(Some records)

— begin —

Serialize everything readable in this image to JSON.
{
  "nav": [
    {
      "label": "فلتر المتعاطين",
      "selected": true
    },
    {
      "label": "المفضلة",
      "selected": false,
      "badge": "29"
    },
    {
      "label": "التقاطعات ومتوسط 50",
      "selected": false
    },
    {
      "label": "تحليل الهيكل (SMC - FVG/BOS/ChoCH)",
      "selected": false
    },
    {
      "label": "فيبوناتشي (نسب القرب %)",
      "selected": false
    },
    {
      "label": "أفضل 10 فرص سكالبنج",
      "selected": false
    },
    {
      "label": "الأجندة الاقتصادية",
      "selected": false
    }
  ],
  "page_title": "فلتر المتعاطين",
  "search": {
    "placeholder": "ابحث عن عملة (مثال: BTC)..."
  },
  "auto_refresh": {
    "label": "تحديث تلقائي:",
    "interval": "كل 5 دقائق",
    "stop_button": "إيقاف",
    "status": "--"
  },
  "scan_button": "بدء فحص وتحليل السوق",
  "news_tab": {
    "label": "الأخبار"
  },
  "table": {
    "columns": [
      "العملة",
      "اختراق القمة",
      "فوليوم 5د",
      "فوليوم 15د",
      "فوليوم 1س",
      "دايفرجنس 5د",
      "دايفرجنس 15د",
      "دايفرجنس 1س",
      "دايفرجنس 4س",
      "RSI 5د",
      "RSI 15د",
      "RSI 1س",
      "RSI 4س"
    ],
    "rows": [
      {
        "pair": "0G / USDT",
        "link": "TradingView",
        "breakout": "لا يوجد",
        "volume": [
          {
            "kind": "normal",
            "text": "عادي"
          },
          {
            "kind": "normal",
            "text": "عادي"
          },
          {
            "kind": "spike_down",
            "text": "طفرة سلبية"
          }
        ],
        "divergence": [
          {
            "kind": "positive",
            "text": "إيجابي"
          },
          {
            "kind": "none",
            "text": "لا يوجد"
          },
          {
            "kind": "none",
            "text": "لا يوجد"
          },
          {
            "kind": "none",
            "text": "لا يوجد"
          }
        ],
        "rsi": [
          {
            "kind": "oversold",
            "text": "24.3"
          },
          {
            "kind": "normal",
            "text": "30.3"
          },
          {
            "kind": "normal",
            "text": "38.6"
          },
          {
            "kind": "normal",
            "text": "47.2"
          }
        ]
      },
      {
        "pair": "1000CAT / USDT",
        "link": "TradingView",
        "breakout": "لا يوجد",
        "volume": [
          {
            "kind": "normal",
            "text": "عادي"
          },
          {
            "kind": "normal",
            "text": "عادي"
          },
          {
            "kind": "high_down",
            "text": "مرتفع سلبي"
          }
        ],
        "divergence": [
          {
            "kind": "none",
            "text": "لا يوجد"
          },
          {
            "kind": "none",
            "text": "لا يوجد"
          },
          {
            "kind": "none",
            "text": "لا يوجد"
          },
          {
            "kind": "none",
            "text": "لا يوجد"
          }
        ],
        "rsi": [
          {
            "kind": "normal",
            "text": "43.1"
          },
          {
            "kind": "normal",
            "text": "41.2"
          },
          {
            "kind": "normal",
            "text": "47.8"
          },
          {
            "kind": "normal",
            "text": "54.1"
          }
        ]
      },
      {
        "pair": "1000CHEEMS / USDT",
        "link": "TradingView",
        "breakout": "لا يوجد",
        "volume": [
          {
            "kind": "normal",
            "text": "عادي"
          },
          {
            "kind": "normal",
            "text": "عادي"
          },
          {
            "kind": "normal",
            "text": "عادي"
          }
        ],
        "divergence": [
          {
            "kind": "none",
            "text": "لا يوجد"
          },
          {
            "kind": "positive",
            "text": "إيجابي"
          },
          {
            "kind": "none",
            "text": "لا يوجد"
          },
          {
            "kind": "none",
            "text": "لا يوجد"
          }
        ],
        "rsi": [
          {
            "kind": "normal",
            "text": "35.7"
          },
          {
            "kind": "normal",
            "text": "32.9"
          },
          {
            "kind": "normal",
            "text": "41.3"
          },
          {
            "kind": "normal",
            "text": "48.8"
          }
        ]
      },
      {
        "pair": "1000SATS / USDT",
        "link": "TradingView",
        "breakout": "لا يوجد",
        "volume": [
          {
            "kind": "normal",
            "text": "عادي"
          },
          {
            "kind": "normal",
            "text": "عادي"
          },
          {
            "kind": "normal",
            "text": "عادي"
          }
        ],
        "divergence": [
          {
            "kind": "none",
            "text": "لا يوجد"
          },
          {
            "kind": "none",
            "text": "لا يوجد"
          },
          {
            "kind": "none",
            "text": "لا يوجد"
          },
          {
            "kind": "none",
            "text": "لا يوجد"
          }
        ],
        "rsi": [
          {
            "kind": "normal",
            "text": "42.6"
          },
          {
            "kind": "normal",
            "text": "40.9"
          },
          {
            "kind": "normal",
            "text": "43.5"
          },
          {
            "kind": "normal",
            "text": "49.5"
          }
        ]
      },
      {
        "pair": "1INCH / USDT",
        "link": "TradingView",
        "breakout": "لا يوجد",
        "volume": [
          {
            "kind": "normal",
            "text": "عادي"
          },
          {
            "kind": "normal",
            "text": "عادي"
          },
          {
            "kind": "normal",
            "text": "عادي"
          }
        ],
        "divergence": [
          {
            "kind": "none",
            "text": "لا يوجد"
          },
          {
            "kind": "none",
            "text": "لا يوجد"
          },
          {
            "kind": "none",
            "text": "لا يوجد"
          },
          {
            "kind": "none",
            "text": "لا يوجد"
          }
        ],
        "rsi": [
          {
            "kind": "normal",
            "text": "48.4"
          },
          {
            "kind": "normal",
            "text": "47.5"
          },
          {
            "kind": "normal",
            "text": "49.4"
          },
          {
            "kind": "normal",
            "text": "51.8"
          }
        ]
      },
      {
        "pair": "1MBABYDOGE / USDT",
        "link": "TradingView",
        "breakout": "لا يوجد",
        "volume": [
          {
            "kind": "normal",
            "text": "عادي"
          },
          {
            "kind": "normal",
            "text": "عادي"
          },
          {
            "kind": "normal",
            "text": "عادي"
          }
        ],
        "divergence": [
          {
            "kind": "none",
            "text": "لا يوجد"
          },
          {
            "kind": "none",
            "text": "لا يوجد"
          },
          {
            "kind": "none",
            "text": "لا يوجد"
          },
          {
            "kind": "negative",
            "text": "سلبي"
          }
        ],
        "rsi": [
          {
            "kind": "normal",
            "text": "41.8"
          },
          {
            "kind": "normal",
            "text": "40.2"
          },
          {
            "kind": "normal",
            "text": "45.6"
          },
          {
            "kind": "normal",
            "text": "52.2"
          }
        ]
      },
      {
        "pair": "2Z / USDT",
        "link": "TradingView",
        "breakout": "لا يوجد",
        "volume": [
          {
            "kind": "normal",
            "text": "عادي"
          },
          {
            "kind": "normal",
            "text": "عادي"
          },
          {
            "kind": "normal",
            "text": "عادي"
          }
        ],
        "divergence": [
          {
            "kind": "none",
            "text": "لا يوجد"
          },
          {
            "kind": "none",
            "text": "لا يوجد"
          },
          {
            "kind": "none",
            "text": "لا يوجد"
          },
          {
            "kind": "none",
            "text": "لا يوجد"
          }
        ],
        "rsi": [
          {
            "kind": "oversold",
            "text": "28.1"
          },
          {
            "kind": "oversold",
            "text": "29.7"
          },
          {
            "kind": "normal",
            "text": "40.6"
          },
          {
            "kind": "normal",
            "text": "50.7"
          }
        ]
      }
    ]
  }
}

— end —

> INSTRUCTIONS FOR THE TASK: Repeat all of the records above exactly as written.

> COMPLETE ANSWER:
Serialize everything readable in this image to JSON.
{
  "nav": [
    {
      "label": "فلتر المتعاطين",
      "selected": true
    },
    {
      "label": "المفضلة",
      "selected": false,
      "badge": "29"
    },
    {
      "label": "التقاطعات ومتوسط 50",
      "selected": false
    },
    {
      "label": "تحليل الهيكل (SMC - FVG/BOS/ChoCH)",
      "selected": false
    },
    {
      "label": "فيبوناتشي (نسب القرب %)",
      "selected": false
    },
    {
      "label": "أفضل 10 فرص سكالبنج",
      "selected": false
    },
    {
      "label": "الأجندة الاقتصادية",
      "selected": false
    }
  ],
  "page_title": "فلتر المتعاطين",
  "search": {
    "placeholder": "ابحث عن عملة (مثال: BTC)..."
  },
  "auto_refresh": {
    "label": "تحديث تلقائي:",
    "interval": "كل 5 دقائق",
    "stop_button": "إيقاف",
    "status": "--"
  },
  "scan_button": "بدء فحص وتحليل السوق",
  "news_tab": {
    "label": "الأخبار"
  },
  "table": {
    "columns": [
      "العملة",
      "اختراق القمة",
      "فوليوم 5د",
      "فوليوم 15د",
      "فوليوم 1س",
      "دايفرجنس 5د",
      "دايفرجنس 15د",
      "دايفرجنس 1س",
      "دايفرجنس 4س",
      "RSI 5د",
      "RSI 15د",
      "RSI 1س",
      "RSI 4س"
    ],
    "rows": [
      {
        "pair": "0G / USDT",
        "link": "TradingView",
        "breakout": "لا يوجد",
        "volume": [
          {
            "kind": "normal",
            "text": "عادي"
          },
          {
            "kind": "normal",
            "text": "عادي"
          },
          {
            "kind": "spike_down",
            "text": "طفرة سلبية"
          }
        ],
        "divergence": [
          {
            "kind": "positive",
            "text": "إيجابي"
          },
          {
            "kind": "none",
            "text": "لا يوجد"
          },
          {
            "kind": "none",
            "text": "لا يوجد"
          },
          {
            "kind": "none",
            "text": "لا يوجد"
          }
        ],
        "rsi": [
          {
            "kind": "oversold",
            "text": "24.3"
          },
          {
            "kind": "normal",
            "text": "30.3"
          },
          {
            "kind": "normal",
            "text": "38.6"
          },
          {
            "kind": "normal",
            "text": "47.2"
          }
        ]
      },
      {
        "pair": "1000CAT / USDT",
        "link": "TradingView",
        "breakout": "لا يوجد",
        "volume": [
          {
            "kind": "normal",
            "text": "عادي"
          },
          {
            "kind": "normal",
            "text": "عادي"
          },
          {
            "kind": "high_down",
            "text": "مرتفع سلبي"
          }
        ],
        "divergence": [
          {
            "kind": "none",
            "text": "لا يوجد"
          },
          {
            "kind": "none",
            "text": "لا يوجد"
          },
          {
            "kind": "none",
            "text": "لا يوجد"
          },
          {
            "kind": "none",
            "text": "لا يوجد"
          }
        ],
        "rsi": [
          {
            "kind": "normal",
            "text": "43.1"
          },
          {
            "kind": "normal",
            "text": "41.2"
          },
          {
            "kind": "normal",
            "text": "47.8"
          },
          {
            "kind": "normal",
            "text": "54.1"
          }
        ]
      },
      {
        "pair": "1000CHEEMS / USDT",
        "link": "TradingView",
        "breakout": "لا يوجد",
        "volume": [
          {
            "kind": "normal",
            "text": "عادي"
          },
          {
            "kind": "normal",
            "text": "عادي"
          },
          {
            "kind": "normal",
            "text": "عادي"
          }
        ],
        "divergence": [
          {
            "kind": "none",
            "text": "لا يوجد"
          },
          {
            "kind": "positive",
            "text": "إيجابي"
          },
          {
            "kind": "none",
            "text": "لا يوجد"
          },
          {
            "kind": "none",
            "text": "لا يوجد"
          }
        ],
        "rsi": [
          {
            "kind": "normal",
            "text": "35.7"
          },
          {
            "kind": "normal",
            "text": "32.9"
          },
          {
            "kind": "normal",
            "text": "41.3"
          },
          {
            "kind": "normal",
            "text": "48.8"
          }
        ]
      },
      {
        "pair": "1000SATS / USDT",
        "link": "TradingView",
        "breakout": "لا يوجد",
        "volume": [
          {
            "kind": "normal",
            "text": "عادي"
          },
          {
            "kind": "normal",
            "text": "عادي"
          },
          {
            "kind": "normal",
            "text": "عادي"
          }
        ],
        "divergence": [
          {
            "kind": "none",
            "text": "لا يوجد"
          },
          {
            "kind": "none",
            "text": "لا يوجد"
          },
          {
            "kind": "none",
            "text": "لا يوجد"
          },
          {
            "kind": "none",
            "text": "لا يوجد"
          }
        ],
        "rsi": [
          {
            "kind": "normal",
            "text": "42.6"
          },
          {
            "kind": "normal",
            "text": "40.9"
          },
          {
            "kind": "normal",
            "text": "43.5"
          },
          {
            "kind": "normal",
            "text": "49.5"
          }
        ]
      },
      {
        "pair": "1INCH / USDT",
        "link": "TradingView",
        "breakout": "لا يوجد",
        "volume": [
          {
            "kind": "normal",
            "text": "عادي"
          },
          {
            "kind": "normal",
            "text": "عادي"
          },
          {
            "kind": "normal",
            "text": "عادي"
          }
        ],
        "divergence": [
          {
            "kind": "none",
            "text": "لا يوجد"
          },
          {
            "kind": "none",
            "text": "لا يوجد"
          },
          {
            "kind": "none",
            "text": "لا يوجد"
          },
          {
            "kind": "none",
            "text": "لا يوجد"
          }
        ],
        "rsi": [
          {
            "kind": "normal",
            "text": "48.4"
          },
          {
            "kind": "normal",
            "text": "47.5"
          },
          {
            "kind": "normal",
            "text": "49.4"
          },
          {
            "kind": "normal",
            "text": "51.8"
          }
        ]
      },
      {
        "pair": "1MBABYDOGE / USDT",
        "link": "TradingView",
        "breakout": "لا يوجد",
        "volume": [
          {
            "kind": "normal",
            "text": "عادي"
          },
          {
            "kind": "normal",
            "text": "عادي"
          },
          {
            "kind": "normal",
            "text": "عادي"
          }
        ],
        "divergence": [
          {
            "kind": "none",
            "text": "لا يوجد"
          },
          {
            "kind": "none",
            "text": "لا يوجد"
          },
          {
            "kind": "none",
            "text": "لا يوجد"
          },
          {
            "kind": "negative",
            "text": "سلبي"
          }
        ],
        "rsi": [
          {
            "kind": "normal",
            "text": "41.8"
          },
          {
            "kind": "normal",
            "text": "40.2"
          },
          {
            "kind": "normal",
            "text": "45.6"
          },
          {
            "kind": "normal",
            "text": "52.2"
          }
        ]
      },
      {
        "pair": "2Z / USDT",
        "link": "TradingView",
        "breakout": "لا يوجد",
        "volume": [
          {
            "kind": "normal",
            "text": "عادي"
          },
          {
            "kind": "normal",
            "text": "عادي"
          },
          {
            "kind": "normal",
            "text": "عادي"
          }
        ],
        "divergence": [
          {
            "kind": "none",
            "text": "لا يوجد"
          },
          {
            "kind": "none",
            "text": "لا يوجد"
          },
          {
            "kind": "none",
            "text": "لا يوجد"
          },
          {
            "kind": "none",
            "text": "لا يوجد"
          }
        ],
        "rsi": [
          {
            "kind": "oversold",
            "text": "28.1"
          },
          {
            "kind": "oversold",
            "text": "29.7"
          },
          {
            "kind": "normal",
            "text": "40.6"
          },
          {
            "kind": "normal",
            "text": "50.7"
          }
        ]
      }
    ]
  }
}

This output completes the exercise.